EXERCISE INSTRUCTIONS
Find the number of lines in these records where the word "style" appears. Reply with that number and nothing more.

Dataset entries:
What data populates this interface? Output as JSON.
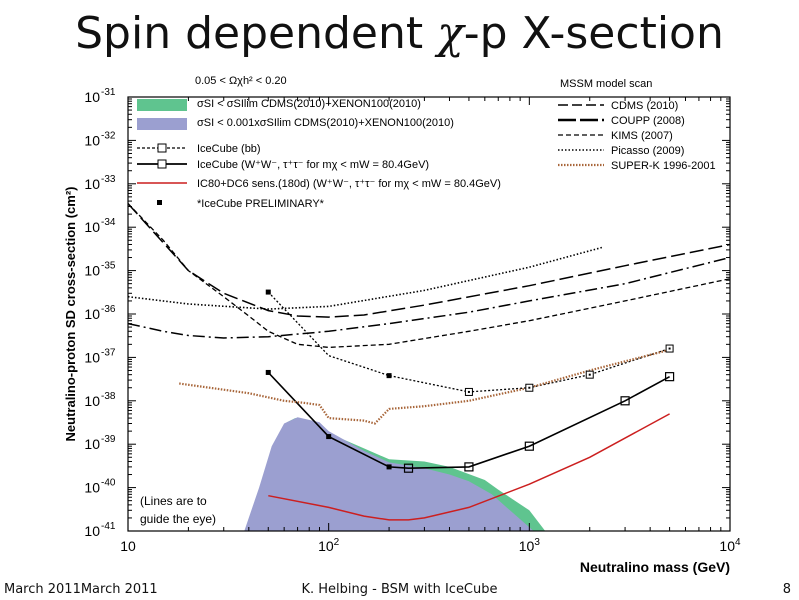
{
  "slide": {
    "title_pre": "Spin dependent ",
    "title_chi": "χ",
    "title_post": "-p X-section",
    "footer_left": "March 2011March 2011",
    "footer_center": "K. Helbing - BSM with IceCube",
    "footer_right": "8"
  },
  "chart_data": {
    "type": "line",
    "xscale": "log",
    "yscale": "log",
    "xlim": [
      10,
      10000
    ],
    "ylim": [
      1e-41,
      1e-31
    ],
    "xlabel": "Neutralino mass (GeV)",
    "ylabel": "Neutralino-proton SD cross-section (cm²)",
    "x_ticks": [
      {
        "value": 10,
        "base": "10",
        "exp": ""
      },
      {
        "value": 100,
        "base": "10",
        "exp": "2"
      },
      {
        "value": 1000,
        "base": "10",
        "exp": "3"
      },
      {
        "value": 10000,
        "base": "10",
        "exp": "4"
      }
    ],
    "y_ticks": [
      {
        "value": 1e-31,
        "base": "10",
        "exp": "-31"
      },
      {
        "value": 1e-32,
        "base": "10",
        "exp": "-32"
      },
      {
        "value": 1e-33,
        "base": "10",
        "exp": "-33"
      },
      {
        "value": 1e-34,
        "base": "10",
        "exp": "-34"
      },
      {
        "value": 1e-35,
        "base": "10",
        "exp": "-35"
      },
      {
        "value": 1e-36,
        "base": "10",
        "exp": "-36"
      },
      {
        "value": 1e-37,
        "base": "10",
        "exp": "-37"
      },
      {
        "value": 1e-38,
        "base": "10",
        "exp": "-38"
      },
      {
        "value": 1e-39,
        "base": "10",
        "exp": "-39"
      },
      {
        "value": 1e-40,
        "base": "10",
        "exp": "-40"
      },
      {
        "value": 1e-41,
        "base": "10",
        "exp": "-41"
      }
    ],
    "top_annotation": "0.05 < Ωχh² < 0.20",
    "model_scan_label": "MSSM model scan",
    "lines_note": [
      "(Lines are to",
      "guide the eye)"
    ],
    "legend_left": [
      {
        "key": "sd_green",
        "label": "σSI < σSIlim CDMS(2010)+XENON100(2010)"
      },
      {
        "key": "sd_violet",
        "label": "σSI < 0.001xσSIlim CDMS(2010)+XENON100(2010)"
      },
      {
        "key": "icecube_bb",
        "label": "IceCube (bb)"
      },
      {
        "key": "icecube_ww",
        "label": "IceCube (W⁺W⁻, τ⁺τ⁻ for mχ < mW = 80.4GeV)"
      },
      {
        "key": "ic80",
        "label": "IC80+DC6 sens.(180d) (W⁺W⁻, τ⁺τ⁻ for mχ < mW = 80.4GeV)"
      },
      {
        "key": "prelim",
        "label": "*IceCube PRELIMINARY*"
      }
    ],
    "legend_right": [
      {
        "key": "cdms",
        "label": "CDMS (2010)"
      },
      {
        "key": "coupp",
        "label": "COUPP (2008)"
      },
      {
        "key": "kims",
        "label": "KIMS (2007)"
      },
      {
        "key": "picasso",
        "label": "Picasso (2009)"
      },
      {
        "key": "superk",
        "label": "SUPER-K 1996-2001"
      }
    ],
    "colors": {
      "green_region": "#5fc48f",
      "violet_region": "#9b9fd0",
      "ic80": "#cc1f1f",
      "superk": "#a8663a",
      "black": "#000000"
    },
    "regions": {
      "green": [
        [
          42,
          1e-41
        ],
        [
          48,
          1.2e-40
        ],
        [
          55,
          1e-39
        ],
        [
          62,
          3.2e-39
        ],
        [
          68,
          4e-39
        ],
        [
          80,
          3.5e-39
        ],
        [
          100,
          1.8e-39
        ],
        [
          150,
          8e-40
        ],
        [
          200,
          4.5e-40
        ],
        [
          300,
          4e-40
        ],
        [
          400,
          3e-40
        ],
        [
          600,
          1.5e-40
        ],
        [
          700,
          9e-41
        ],
        [
          1000,
          3e-41
        ],
        [
          1200,
          1e-41
        ]
      ],
      "violet": [
        [
          38,
          1e-41
        ],
        [
          45,
          1e-40
        ],
        [
          52,
          9e-40
        ],
        [
          60,
          3e-39
        ],
        [
          70,
          4.2e-39
        ],
        [
          90,
          3.2e-39
        ],
        [
          100,
          2e-39
        ],
        [
          150,
          7e-40
        ],
        [
          200,
          3.8e-40
        ],
        [
          300,
          2.8e-40
        ],
        [
          400,
          2e-40
        ],
        [
          500,
          1.4e-40
        ],
        [
          650,
          7e-41
        ],
        [
          800,
          3e-41
        ],
        [
          1050,
          1e-41
        ]
      ]
    },
    "series": [
      {
        "key": "icecube_bb",
        "style": "dotted-markers",
        "x": [
          50,
          100,
          200,
          500,
          1000,
          2000,
          5000
        ],
        "y": [
          3.2e-36,
          1.1e-37,
          3.8e-38,
          1.6e-38,
          2e-38,
          4e-38,
          1.6e-37
        ]
      },
      {
        "key": "icecube_ww",
        "style": "solid-markers",
        "x": [
          50,
          100,
          200,
          250,
          500,
          1000,
          3000,
          5000
        ],
        "y": [
          4.5e-38,
          1.5e-39,
          3e-40,
          2.8e-40,
          3e-40,
          9e-40,
          1e-38,
          3.6e-38
        ]
      },
      {
        "key": "ic80",
        "style": "red",
        "x": [
          50,
          100,
          150,
          200,
          250,
          300,
          500,
          1000,
          2000,
          5000
        ],
        "y": [
          6.5e-41,
          3.5e-41,
          2.2e-41,
          1.8e-41,
          1.8e-41,
          2e-41,
          3.5e-41,
          1.2e-40,
          5e-40,
          5e-39
        ]
      },
      {
        "key": "cdms",
        "style": "longdash",
        "x": [
          10,
          20,
          30,
          50,
          70,
          100,
          150,
          300,
          1000,
          3000,
          10000
        ],
        "y": [
          3.5e-34,
          1e-35,
          3e-36,
          1.2e-36,
          9e-37,
          8.5e-37,
          9.5e-37,
          1.6e-36,
          4.5e-36,
          1.3e-35,
          4e-35
        ]
      },
      {
        "key": "coupp",
        "style": "dashdot",
        "x": [
          10,
          15,
          20,
          30,
          50,
          100,
          200,
          500,
          1000,
          3000,
          10000
        ],
        "y": [
          6e-37,
          4e-37,
          3.2e-37,
          2.8e-37,
          3e-37,
          4e-37,
          6e-37,
          1.1e-36,
          2e-36,
          5e-36,
          2e-35
        ]
      },
      {
        "key": "kims",
        "style": "dash",
        "x": [
          10,
          15,
          20,
          30,
          40,
          50,
          70,
          100,
          200,
          500,
          1000,
          3000,
          10000
        ],
        "y": [
          3.5e-34,
          5e-35,
          1e-35,
          2.5e-36,
          9e-37,
          4e-37,
          2e-37,
          1.7e-37,
          2e-37,
          4e-37,
          7e-37,
          2e-36,
          6.5e-36
        ]
      },
      {
        "key": "picasso",
        "style": "dotted",
        "x": [
          10,
          20,
          50,
          100,
          300,
          1000,
          2300
        ],
        "y": [
          2.5e-36,
          1.7e-36,
          1.3e-36,
          1.5e-36,
          3.5e-36,
          1.2e-35,
          3.4e-35
        ]
      },
      {
        "key": "superk",
        "style": "superk",
        "x": [
          18,
          30,
          40,
          60,
          75,
          90,
          100,
          150,
          170,
          200,
          300,
          500,
          1000,
          2000,
          5000
        ],
        "y": [
          2.5e-38,
          1.8e-38,
          1.5e-38,
          1e-38,
          9e-39,
          8e-39,
          4e-39,
          3.5e-39,
          3e-39,
          6.5e-39,
          7.5e-39,
          1e-38,
          2e-38,
          5e-38,
          1.5e-37
        ]
      }
    ],
    "markers": {
      "prelim_squares": [
        [
          50,
          3.2e-36
        ],
        [
          200,
          3.8e-38
        ],
        [
          50,
          4.5e-38
        ],
        [
          100,
          1.5e-39
        ],
        [
          200,
          3e-40
        ]
      ],
      "bb_open": [
        [
          500,
          1.6e-38
        ],
        [
          1000,
          2e-38
        ],
        [
          2000,
          4e-38
        ],
        [
          5000,
          1.6e-37
        ]
      ],
      "ww_open": [
        [
          250,
          2.8e-40
        ],
        [
          500,
          3e-40
        ],
        [
          1000,
          9e-40
        ],
        [
          3000,
          1e-38
        ],
        [
          5000,
          3.6e-38
        ]
      ]
    }
  }
}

SOLUTION
8